YOUR TASK ->
In the records below, change "Description with numbered items" to "Numbered component description" wherever it occurs and leave every other line unchanged.

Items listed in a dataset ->

-- BEGIN --

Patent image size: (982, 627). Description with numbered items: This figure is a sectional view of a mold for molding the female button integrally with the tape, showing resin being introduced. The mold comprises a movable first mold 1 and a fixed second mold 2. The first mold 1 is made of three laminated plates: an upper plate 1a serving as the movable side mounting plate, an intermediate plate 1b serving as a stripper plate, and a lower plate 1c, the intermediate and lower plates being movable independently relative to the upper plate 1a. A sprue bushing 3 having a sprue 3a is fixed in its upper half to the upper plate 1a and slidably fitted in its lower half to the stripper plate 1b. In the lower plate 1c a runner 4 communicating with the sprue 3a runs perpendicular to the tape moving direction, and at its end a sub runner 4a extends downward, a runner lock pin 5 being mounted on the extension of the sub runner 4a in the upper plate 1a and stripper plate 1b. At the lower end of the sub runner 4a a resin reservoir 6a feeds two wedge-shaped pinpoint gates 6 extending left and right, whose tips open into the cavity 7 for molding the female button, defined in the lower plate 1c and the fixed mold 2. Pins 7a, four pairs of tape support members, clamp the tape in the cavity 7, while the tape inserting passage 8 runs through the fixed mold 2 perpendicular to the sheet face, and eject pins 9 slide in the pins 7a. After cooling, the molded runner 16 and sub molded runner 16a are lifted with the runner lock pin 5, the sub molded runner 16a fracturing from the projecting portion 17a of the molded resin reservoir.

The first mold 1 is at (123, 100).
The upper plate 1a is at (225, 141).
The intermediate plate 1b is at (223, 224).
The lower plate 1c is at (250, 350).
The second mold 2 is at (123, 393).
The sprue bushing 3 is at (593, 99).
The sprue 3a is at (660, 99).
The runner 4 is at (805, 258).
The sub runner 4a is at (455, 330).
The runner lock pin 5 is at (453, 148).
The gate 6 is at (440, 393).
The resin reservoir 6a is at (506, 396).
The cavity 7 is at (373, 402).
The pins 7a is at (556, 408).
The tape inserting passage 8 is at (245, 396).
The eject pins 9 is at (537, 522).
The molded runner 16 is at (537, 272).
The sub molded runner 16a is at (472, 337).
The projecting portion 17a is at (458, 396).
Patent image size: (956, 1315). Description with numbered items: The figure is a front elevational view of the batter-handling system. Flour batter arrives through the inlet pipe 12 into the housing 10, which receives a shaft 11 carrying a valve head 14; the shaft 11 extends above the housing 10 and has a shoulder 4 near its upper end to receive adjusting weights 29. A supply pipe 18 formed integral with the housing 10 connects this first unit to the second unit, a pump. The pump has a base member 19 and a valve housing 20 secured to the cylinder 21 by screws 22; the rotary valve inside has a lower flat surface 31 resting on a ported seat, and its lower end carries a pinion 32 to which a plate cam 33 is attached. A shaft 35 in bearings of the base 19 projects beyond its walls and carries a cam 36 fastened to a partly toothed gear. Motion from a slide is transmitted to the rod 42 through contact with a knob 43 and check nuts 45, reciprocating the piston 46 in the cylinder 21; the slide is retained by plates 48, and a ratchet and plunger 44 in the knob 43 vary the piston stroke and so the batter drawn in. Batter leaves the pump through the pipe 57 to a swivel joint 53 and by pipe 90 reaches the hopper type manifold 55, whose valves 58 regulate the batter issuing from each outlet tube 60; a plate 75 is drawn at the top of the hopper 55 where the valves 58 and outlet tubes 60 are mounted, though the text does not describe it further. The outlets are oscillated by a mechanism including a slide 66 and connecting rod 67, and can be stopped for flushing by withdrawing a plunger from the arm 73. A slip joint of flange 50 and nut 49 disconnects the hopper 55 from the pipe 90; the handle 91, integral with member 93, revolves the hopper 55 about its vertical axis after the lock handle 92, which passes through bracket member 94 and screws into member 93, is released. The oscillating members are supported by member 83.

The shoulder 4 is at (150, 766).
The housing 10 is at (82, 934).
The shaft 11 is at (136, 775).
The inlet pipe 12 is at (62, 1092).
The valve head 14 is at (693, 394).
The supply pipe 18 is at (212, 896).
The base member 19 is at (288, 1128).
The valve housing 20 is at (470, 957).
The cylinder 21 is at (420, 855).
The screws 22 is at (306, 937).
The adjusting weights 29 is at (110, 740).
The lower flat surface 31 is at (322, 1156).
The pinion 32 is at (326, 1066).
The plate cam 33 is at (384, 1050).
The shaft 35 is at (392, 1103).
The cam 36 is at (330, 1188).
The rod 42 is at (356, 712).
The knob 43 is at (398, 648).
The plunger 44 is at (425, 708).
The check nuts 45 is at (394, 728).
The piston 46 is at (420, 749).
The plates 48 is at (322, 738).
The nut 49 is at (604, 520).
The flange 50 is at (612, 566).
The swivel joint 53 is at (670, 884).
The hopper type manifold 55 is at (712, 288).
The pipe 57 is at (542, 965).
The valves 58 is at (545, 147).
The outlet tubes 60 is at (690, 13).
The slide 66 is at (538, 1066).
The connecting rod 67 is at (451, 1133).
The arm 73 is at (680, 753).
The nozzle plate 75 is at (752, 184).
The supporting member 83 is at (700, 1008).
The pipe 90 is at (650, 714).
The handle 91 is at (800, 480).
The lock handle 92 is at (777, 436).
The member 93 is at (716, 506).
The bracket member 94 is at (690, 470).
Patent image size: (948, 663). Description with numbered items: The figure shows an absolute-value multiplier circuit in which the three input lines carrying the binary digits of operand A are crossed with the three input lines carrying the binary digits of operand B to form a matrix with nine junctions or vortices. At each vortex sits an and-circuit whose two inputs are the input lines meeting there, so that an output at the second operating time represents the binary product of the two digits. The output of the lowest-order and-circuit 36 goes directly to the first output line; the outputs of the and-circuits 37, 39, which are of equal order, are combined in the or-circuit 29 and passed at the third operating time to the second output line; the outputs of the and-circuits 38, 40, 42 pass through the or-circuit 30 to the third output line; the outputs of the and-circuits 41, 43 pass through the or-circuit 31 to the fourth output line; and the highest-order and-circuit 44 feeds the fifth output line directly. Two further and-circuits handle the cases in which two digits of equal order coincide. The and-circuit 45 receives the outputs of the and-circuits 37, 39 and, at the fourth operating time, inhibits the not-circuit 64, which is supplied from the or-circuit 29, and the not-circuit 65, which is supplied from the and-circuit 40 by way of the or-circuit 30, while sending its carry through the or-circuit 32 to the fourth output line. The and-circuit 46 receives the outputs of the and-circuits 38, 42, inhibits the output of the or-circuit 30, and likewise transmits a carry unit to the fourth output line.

-- END --

THE OUTPUT ->
Patent image size: (982, 627). Numbered component description: This figure is a sectional view of a mold for molding the female button integrally with the tape, showing resin being introduced. The mold comprises a movable first mold 1 and a fixed second mold 2. The first mold 1 is made of three laminated plates: an upper plate 1a serving as the movable side mounting plate, an intermediate plate 1b serving as a stripper plate, and a lower plate 1c, the intermediate and lower plates being movable independently relative to the upper plate 1a. A sprue bushing 3 having a sprue 3a is fixed in its upper half to the upper plate 1a and slidably fitted in its lower half to the stripper plate 1b. In the lower plate 1c a runner 4 communicating with the sprue 3a runs perpendicular to the tape moving direction, and at its end a sub runner 4a extends downward, a runner lock pin 5 being mounted on the extension of the sub runner 4a in the upper plate 1a and stripper plate 1b. At the lower end of the sub runner 4a a resin reservoir 6a feeds two wedge-shaped pinpoint gates 6 extending left and right, whose tips open into the cavity 7 for molding the female button, defined in the lower plate 1c and the fixed mold 2. Pins 7a, four pairs of tape support members, clamp the tape in the cavity 7, while the tape inserting passage 8 runs through the fixed mold 2 perpendicular to the sheet face, and eject pins 9 slide in the pins 7a. After cooling, the molded runner 16 and sub molded runner 16a are lifted with the runner lock pin 5, the sub molded runner 16a fracturing from the projecting portion 17a of the molded resin reservoir.

The first mold 1 is at (123, 100).
The upper plate 1a is at (225, 141).
The intermediate plate 1b is at (223, 224).
The lower plate 1c is at (250, 350).
The second mold 2 is at (123, 393).
The sprue bushing 3 is at (593, 99).
The sprue 3a is at (660, 99).
The runner 4 is at (805, 258).
The sub runner 4a is at (455, 330).
The runner lock pin 5 is at (453, 148).
The gate 6 is at (440, 393).
The resin reservoir 6a is at (506, 396).
The cavity 7 is at (373, 402).
The pins 7a is at (556, 408).
The tape inserting passage 8 is at (245, 396).
The eject pins 9 is at (537, 522).
The molded runner 16 is at (537, 272).
The sub molded runner 16a is at (472, 337).
The projecting portion 17a is at (458, 396).
Patent image size: (956, 1315). Numbered component description: The figure is a front elevational view of the batter-handling system. Flour batter arrives through the inlet pipe 12 into the housing 10, which receives a shaft 11 carrying a valve head 14; the shaft 11 extends above the housing 10 and has a shoulder 4 near its upper end to receive adjusting weights 29. A supply pipe 18 formed integral with the housing 10 connects this first unit to the second unit, a pump. The pump has a base member 19 and a valve housing 20 secured to the cylinder 21 by screws 22; the rotary valve inside has a lower flat surface 31 resting on a ported seat, and its lower end carries a pinion 32 to which a plate cam 33 is attached. A shaft 35 in bearings of the base 19 projects beyond its walls and carries a cam 36 fastened to a partly toothed gear. Motion from a slide is transmitted to the rod 42 through contact with a knob 43 and check nuts 45, reciprocating the piston 46 in the cylinder 21; the slide is retained by plates 48, and a ratchet and plunger 44 in the knob 43 vary the piston stroke and so the batter drawn in. Batter leaves the pump through the pipe 57 to a swivel joint 53 and by pipe 90 reaches the hopper type manifold 55, whose valves 58 regulate the batter issuing from each outlet tube 60; a plate 75 is drawn at the top of the hopper 55 where the valves 58 and outlet tubes 60 are mounted, though the text does not describe it further. The outlets are oscillated by a mechanism including a slide 66 and connecting rod 67, and can be stopped for flushing by withdrawing a plunger from the arm 73. A slip joint of flange 50 and nut 49 disconnects the hopper 55 from the pipe 90; the handle 91, integral with member 93, revolves the hopper 55 about its vertical axis after the lock handle 92, which passes through bracket member 94 and screws into member 93, is released. The oscillating members are supported by member 83.

The shoulder 4 is at (150, 766).
The housing 10 is at (82, 934).
The shaft 11 is at (136, 775).
The inlet pipe 12 is at (62, 1092).
The valve head 14 is at (693, 394).
The supply pipe 18 is at (212, 896).
The base member 19 is at (288, 1128).
The valve housing 20 is at (470, 957).
The cylinder 21 is at (420, 855).
The screws 22 is at (306, 937).
The adjusting weights 29 is at (110, 740).
The lower flat surface 31 is at (322, 1156).
The pinion 32 is at (326, 1066).
The plate cam 33 is at (384, 1050).
The shaft 35 is at (392, 1103).
The cam 36 is at (330, 1188).
The rod 42 is at (356, 712).
The knob 43 is at (398, 648).
The plunger 44 is at (425, 708).
The check nuts 45 is at (394, 728).
The piston 46 is at (420, 749).
The plates 48 is at (322, 738).
The nut 49 is at (604, 520).
The flange 50 is at (612, 566).
The swivel joint 53 is at (670, 884).
The hopper type manifold 55 is at (712, 288).
The pipe 57 is at (542, 965).
The valves 58 is at (545, 147).
The outlet tubes 60 is at (690, 13).
The slide 66 is at (538, 1066).
The connecting rod 67 is at (451, 1133).
The arm 73 is at (680, 753).
The nozzle plate 75 is at (752, 184).
The supporting member 83 is at (700, 1008).
The pipe 90 is at (650, 714).
The handle 91 is at (800, 480).
The lock handle 92 is at (777, 436).
The member 93 is at (716, 506).
The bracket member 94 is at (690, 470).
Patent image size: (948, 663). Numbered component description: The figure shows an absolute-value multiplier circuit in which the three input lines carrying the binary digits of operand A are crossed with the three input lines carrying the binary digits of operand B to form a matrix with nine junctions or vortices. At each vortex sits an and-circuit whose two inputs are the input lines meeting there, so that an output at the second operating time represents the binary product of the two digits. The output of the lowest-order and-circuit 36 goes directly to the first output line; the outputs of the and-circuits 37, 39, which are of equal order, are combined in the or-circuit 29 and passed at the third operating time to the second output line; the outputs of the and-circuits 38, 40, 42 pass through the or-circuit 30 to the third output line; the outputs of the and-circuits 41, 43 pass through the or-circuit 31 to the fourth output line; and the highest-order and-circuit 44 feeds the fifth output line directly. Two further and-circuits handle the cases in which two digits of equal order coincide. The and-circuit 45 receives the outputs of the and-circuits 37, 39 and, at the fourth operating time, inhibits the not-circuit 64, which is supplied from the or-circuit 29, and the not-circuit 65, which is supplied from the and-circuit 40 by way of the or-circuit 30, while sending its carry through the or-circuit 32 to the fourth output line. The and-circuit 46 receives the outputs of the and-circuits 38, 42, inhibits the output of the or-circuit 30, and likewise transmits a carry unit to the fourth output line.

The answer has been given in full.